Data items
========
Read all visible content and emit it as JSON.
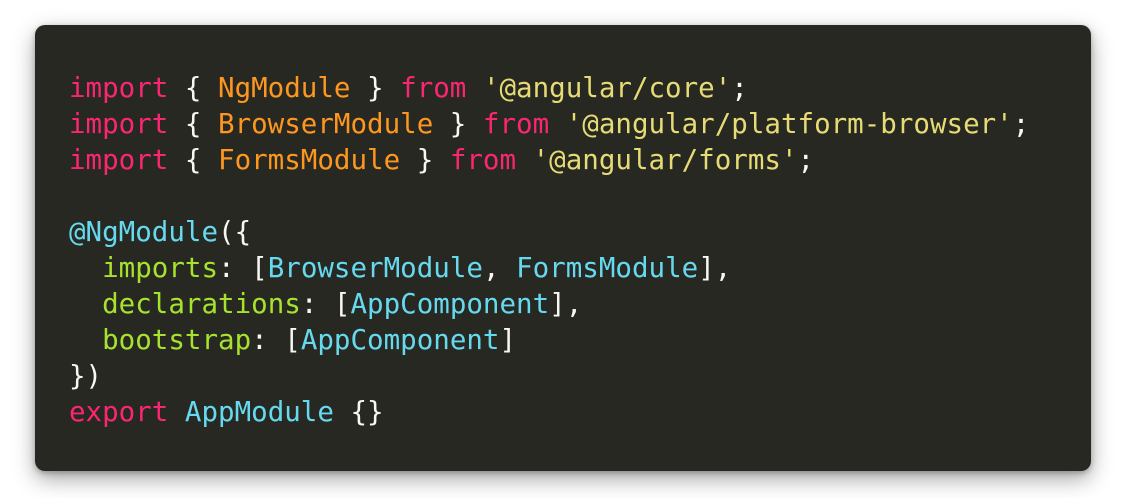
{
  "colors": {
    "background": "#272822",
    "keyword": "#f92672",
    "import_name": "#fd971f",
    "string": "#e6db74",
    "property": "#a6e22e",
    "identifier": "#66d9ef",
    "punctuation": "#f8f8f2"
  },
  "code": {
    "lines": [
      {
        "tokens": [
          {
            "t": "import",
            "c": "keyword"
          },
          {
            "t": " { ",
            "c": "punctuation"
          },
          {
            "t": "NgModule",
            "c": "import_name"
          },
          {
            "t": " } ",
            "c": "punctuation"
          },
          {
            "t": "from",
            "c": "keyword"
          },
          {
            "t": " ",
            "c": "punctuation"
          },
          {
            "t": "'@angular/core'",
            "c": "string"
          },
          {
            "t": ";",
            "c": "punctuation"
          }
        ]
      },
      {
        "tokens": [
          {
            "t": "import",
            "c": "keyword"
          },
          {
            "t": " { ",
            "c": "punctuation"
          },
          {
            "t": "BrowserModule",
            "c": "import_name"
          },
          {
            "t": " } ",
            "c": "punctuation"
          },
          {
            "t": "from",
            "c": "keyword"
          },
          {
            "t": " ",
            "c": "punctuation"
          },
          {
            "t": "'@angular/platform-browser'",
            "c": "string"
          },
          {
            "t": ";",
            "c": "punctuation"
          }
        ]
      },
      {
        "tokens": [
          {
            "t": "import",
            "c": "keyword"
          },
          {
            "t": " { ",
            "c": "punctuation"
          },
          {
            "t": "FormsModule",
            "c": "import_name"
          },
          {
            "t": " } ",
            "c": "punctuation"
          },
          {
            "t": "from",
            "c": "keyword"
          },
          {
            "t": " ",
            "c": "punctuation"
          },
          {
            "t": "'@angular/forms'",
            "c": "string"
          },
          {
            "t": ";",
            "c": "punctuation"
          }
        ]
      },
      {
        "tokens": []
      },
      {
        "tokens": [
          {
            "t": "@NgModule",
            "c": "identifier"
          },
          {
            "t": "({",
            "c": "punctuation"
          }
        ]
      },
      {
        "tokens": [
          {
            "t": "  ",
            "c": "punctuation"
          },
          {
            "t": "imports",
            "c": "property"
          },
          {
            "t": ": [",
            "c": "punctuation"
          },
          {
            "t": "BrowserModule",
            "c": "identifier"
          },
          {
            "t": ", ",
            "c": "punctuation"
          },
          {
            "t": "FormsModule",
            "c": "identifier"
          },
          {
            "t": "],",
            "c": "punctuation"
          }
        ]
      },
      {
        "tokens": [
          {
            "t": "  ",
            "c": "punctuation"
          },
          {
            "t": "declarations",
            "c": "property"
          },
          {
            "t": ": [",
            "c": "punctuation"
          },
          {
            "t": "AppComponent",
            "c": "identifier"
          },
          {
            "t": "],",
            "c": "punctuation"
          }
        ]
      },
      {
        "tokens": [
          {
            "t": "  ",
            "c": "punctuation"
          },
          {
            "t": "bootstrap",
            "c": "property"
          },
          {
            "t": ": [",
            "c": "punctuation"
          },
          {
            "t": "AppComponent",
            "c": "identifier"
          },
          {
            "t": "]",
            "c": "punctuation"
          }
        ]
      },
      {
        "tokens": [
          {
            "t": "})",
            "c": "punctuation"
          }
        ]
      },
      {
        "tokens": [
          {
            "t": "export",
            "c": "keyword"
          },
          {
            "t": " ",
            "c": "punctuation"
          },
          {
            "t": "AppModule",
            "c": "identifier"
          },
          {
            "t": " {}",
            "c": "punctuation"
          }
        ]
      }
    ]
  }
}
========
Aim of the exercise — Show each line of the data that contains the string "angular".

In response —
            "t": "'@angular/core'",
            "t": "'@angular/platform-browser'",
            "t": "'@angular/forms'",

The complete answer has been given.